BRIEF: Identify the lines that contain the word "design" and copy each one.

AVAILABLE RECORDS:
==*==
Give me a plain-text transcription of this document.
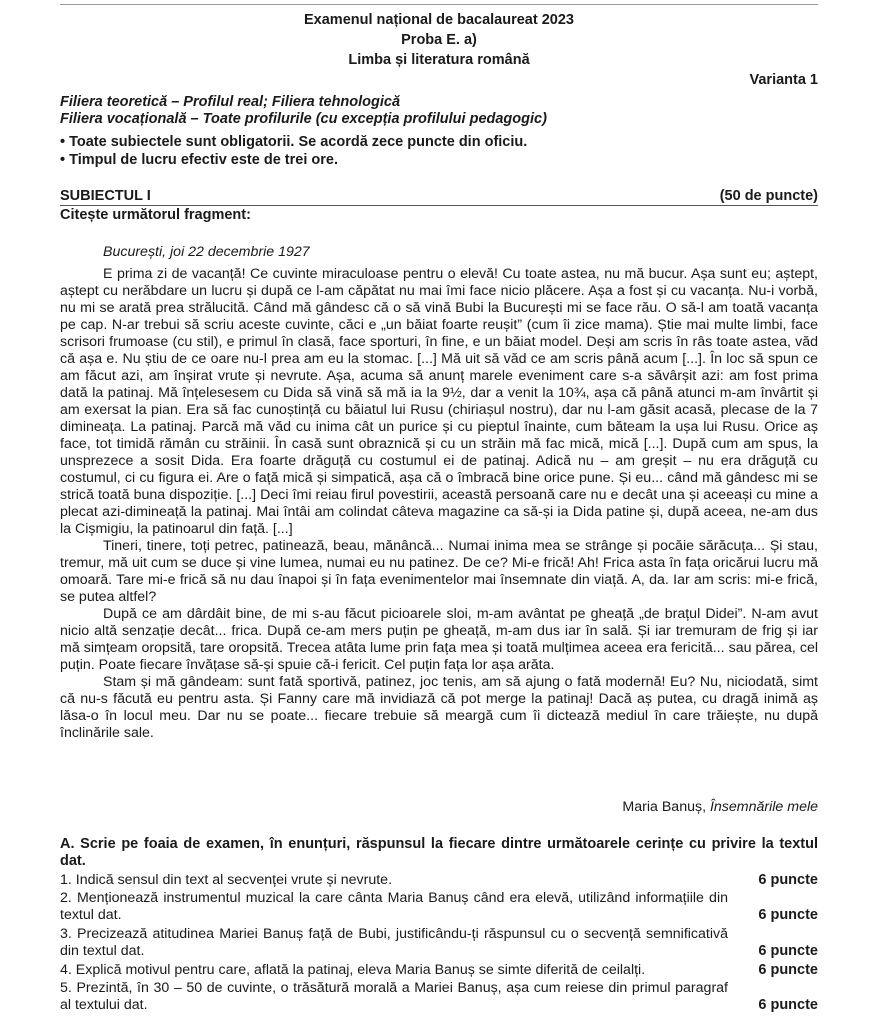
Examenul național de bacalaureat 2023
Proba E. a)
Limba și literatura română
Varianta 1
Filiera teoretică – Profilul real; Filiera tehnologică
Filiera vocațională – Toate profilurile (cu excepția profilului pedagogic)
• Toate subiectele sunt obligatorii. Se acordă zece puncte din oficiu.
• Timpul de lucru efectiv este de trei ore.
SUBIECTUL I	(50 de puncte)
Citește următorul fragment:
București, joi 22 decembrie 1927

E prima zi de vacanță! Ce cuvinte miraculoase pentru o elevă! Cu toate astea, nu mă bucur. Așa sunt eu; aștept, aștept cu nerăbdare un lucru și după ce l-am căpătat nu mai îmi face nicio plăcere. Așa a fost și cu vacanța. Nu-i vorbă, nu mi se arată prea strălucită. Când mă gândesc că o să vină Bubi la București mi se face rău. O să-l am toată vacanța pe cap. N-ar trebui să scriu aceste cuvinte, căci e „un băiat foarte reușit” (cum îi zice mama). Știe mai multe limbi, face scrisori frumoase (cu stil), e primul în clasă, face sporturi, în fine, e un băiat model. Deși am scris în râs toate astea, văd că așa e. Nu știu de ce oare nu-l prea am eu la stomac. [...] Mă uit să văd ce am scris până acum [...]. În loc să spun ce am făcut azi, am înșirat vrute și nevrute. Așa, acuma să anunț marele eveniment care s-a săvârșit azi: am fost prima dată la patinaj. Mă înțelesesem cu Dida să vină să mă ia la 9½, dar a venit la 10¾, așa că până atunci m-am învârtit și am exersat la pian. Era să fac cunoștință cu băiatul lui Rusu (chiriașul nostru), dar nu l-am găsit acasă, plecase de la 7 dimineața. La patinaj. Parcă mă văd cu inima cât un purice și cu pieptul înainte, cum băteam la ușa lui Rusu. Orice aș face, tot timidă rămân cu străinii. În casă sunt obraznică și cu un străin mă fac mică, mică [...]. După cum am spus, la unsprezece a sosit Dida. Era foarte drăguță cu costumul ei de patinaj. Adică nu – am greșit – nu era drăguță cu costumul, ci cu figura ei. Are o față mică și simpatică, așa că o îmbracă bine orice pune. Și eu... când mă gândesc mi se strică toată buna dispoziție. [...] Deci îmi reiau firul povestirii, această persoană care nu e decât una și aceeași cu mine a plecat azi-dimineață la patinaj. Mai întâi am colindat câteva magazine ca să-și ia Dida patine și, după aceea, ne-am dus la Cișmigiu, la patinoarul din față. [...]

Tineri, tinere, toți petrec, patinează, beau, mănâncă... Numai inima mea se strânge și pocăie sărăcuța... Și stau, tremur, mă uit cum se duce și vine lumea, numai eu nu patinez. De ce? Mi-e frică! Ah! Frica asta în fața oricărui lucru mă omoară. Tare mi-e frică să nu dau înapoi și în fața evenimentelor mai însemnate din viață. A, da. Iar am scris: mi-e frică, se putea altfel?

După ce am dârdâit bine, de mi s-au făcut picioarele sloi, m-am avântat pe gheață „de brațul Didei”. N-am avut nicio altă senzație decât... frica. După ce-am mers puțin pe gheață, m-am dus iar în sală. Și iar tremuram de frig și iar mă simțeam oropsită, tare oropsită. Trecea atâta lume prin fața mea și toată mulțimea aceea era fericită... sau părea, cel puțin. Poate fiecare învățase să-și spuie că-i fericit. Cel puțin fața lor așa arăta.

Stam și mă gândeam: sunt fată sportivă, patinez, joc tenis, am să ajung o fată modernă! Eu? Nu, niciodată, simt că nu-s făcută eu pentru asta. Și Fanny care mă invidiază că pot merge la patinaj! Dacă aș putea, cu dragă inimă aș lăsa-o în locul meu. Dar nu se poate... fiecare trebuie să meargă cum îi dictează mediul în care trăiește, nu după înclinările sale.

Maria Banuș, Însemnările mele
A. Scrie pe foaia de examen, în enunțuri, răspunsul la fiecare dintre următoarele cerințe cu privire la textul dat.
1. Indică sensul din text al secvenței vrute și nevrute.	6 puncte
2. Menționează instrumentul muzical la care cânta Maria Banuș când era elevă, utilizând informațiile din textul dat.	6 puncte
3. Precizează atitudinea Mariei Banuș față de Bubi, justificându-ți răspunsul cu o secvență semnificativă din textul dat.	6 puncte
4. Explică motivul pentru care, aflată la patinaj, eleva Maria Banuș se simte diferită de ceilalți.	6 puncte
5. Prezintă, în 30 – 50 de cuvinte, o trăsătură morală a Mariei Banuș, așa cum reiese din primul paragraf al textului dat.	6 puncte
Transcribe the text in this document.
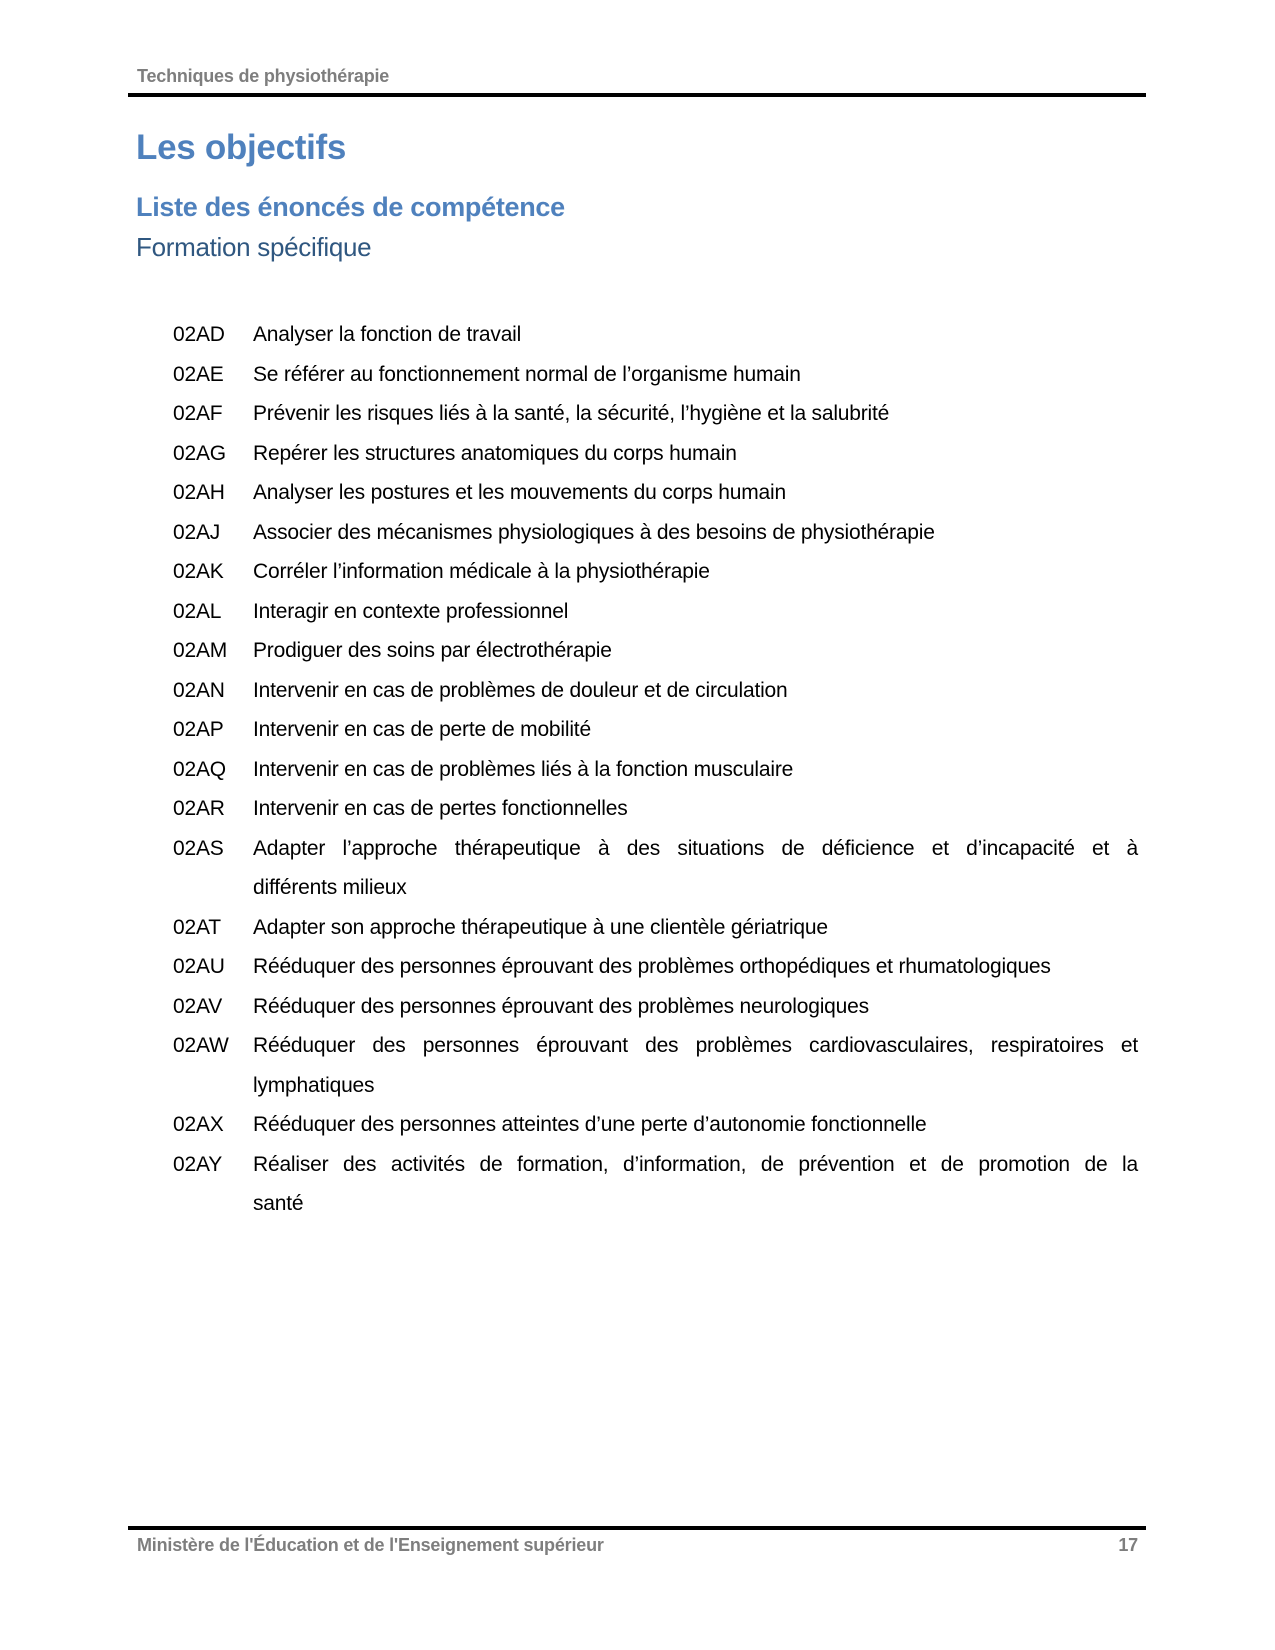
Techniques de physiothérapie
Les objectifs
Liste des énoncés de compétence
Formation spécifique
02AD	Analyser la fonction de travail
02AE	Se référer au fonctionnement normal de l’organisme humain
02AF	Prévenir les risques liés à la santé, la sécurité, l’hygiène et la salubrité
02AG	Repérer les structures anatomiques du corps humain
02AH	Analyser les postures et les mouvements du corps humain
02AJ	Associer des mécanismes physiologiques à des besoins de physiothérapie
02AK	Corréler l’information médicale à la physiothérapie
02AL	Interagir en contexte professionnel
02AM	Prodiguer des soins par électrothérapie
02AN	Intervenir en cas de problèmes de douleur et de circulation
02AP	Intervenir en cas de perte de mobilité
02AQ	Intervenir en cas de problèmes liés à la fonction musculaire
02AR	Intervenir en cas de pertes fonctionnelles
02AS	Adapter l’approche thérapeutique à des situations de déficience et d’incapacité et à
différents milieux
02AT	Adapter son approche thérapeutique à une clientèle gériatrique
02AU	Rééduquer des personnes éprouvant des problèmes orthopédiques et rhumatologiques
02AV	Rééduquer des personnes éprouvant des problèmes neurologiques
02AW	Rééduquer des personnes éprouvant des problèmes cardiovasculaires, respiratoires et
lymphatiques
02AX	Rééduquer des personnes atteintes d’une perte d’autonomie fonctionnelle
02AY	Réaliser des activités de formation, d’information, de prévention et de promotion de la
santé
Ministère de l'Éducation et de l'Enseignement supérieur	17
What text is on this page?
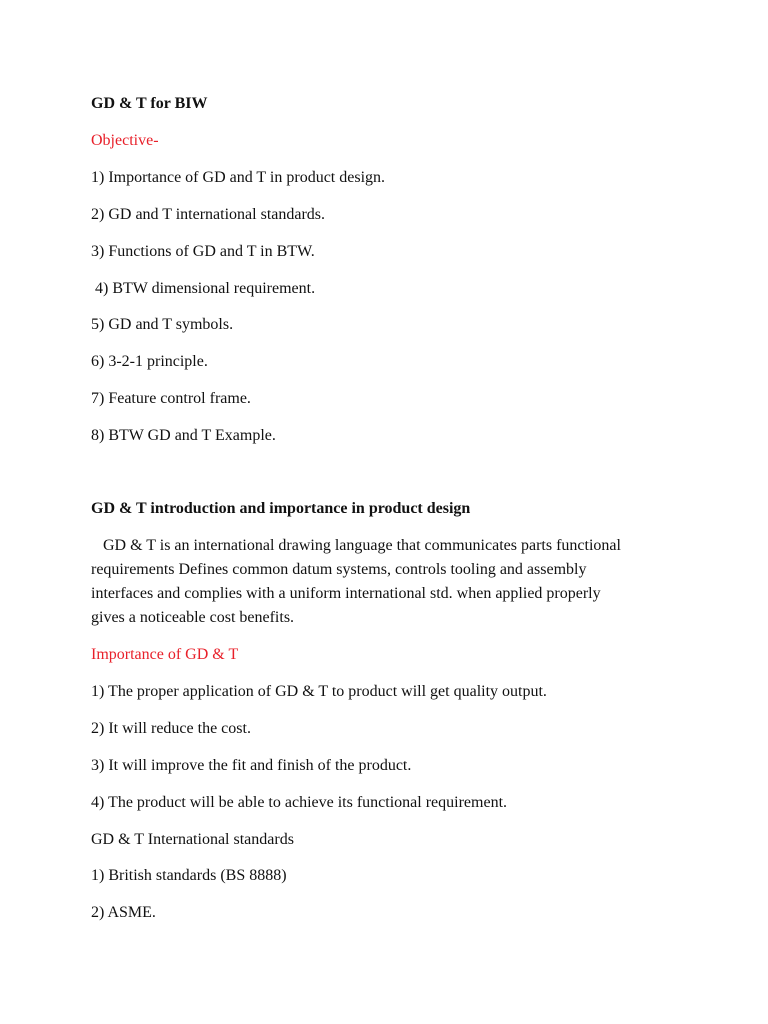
GD & T for BIW
Objective-
1) Importance of GD and T in product design.
2) GD and T international standards.
3) Functions of GD and T in BTW.
4) BTW dimensional requirement.
5) GD and T symbols.
6) 3-2-1 principle.
7) Feature control frame.
8) BTW GD and T Example.
GD & T introduction and importance in product design
GD & T is an international drawing language that communicates parts functional
requirements Defines common datum systems, controls tooling and assembly
interfaces and complies with a uniform international std. when applied properly
gives a noticeable cost benefits.
Importance of GD & T
1) The proper application of GD & T to product will get quality output.
2) It will reduce the cost.
3) It will improve the fit and finish of the product.
4) The product will be able to achieve its functional requirement.
GD & T International standards
1) British standards (BS 8888)
2) ASME.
==*==
WRITTEN REPLY:
1) Importance of GD and T in product design.
GD & T introduction and importance in product design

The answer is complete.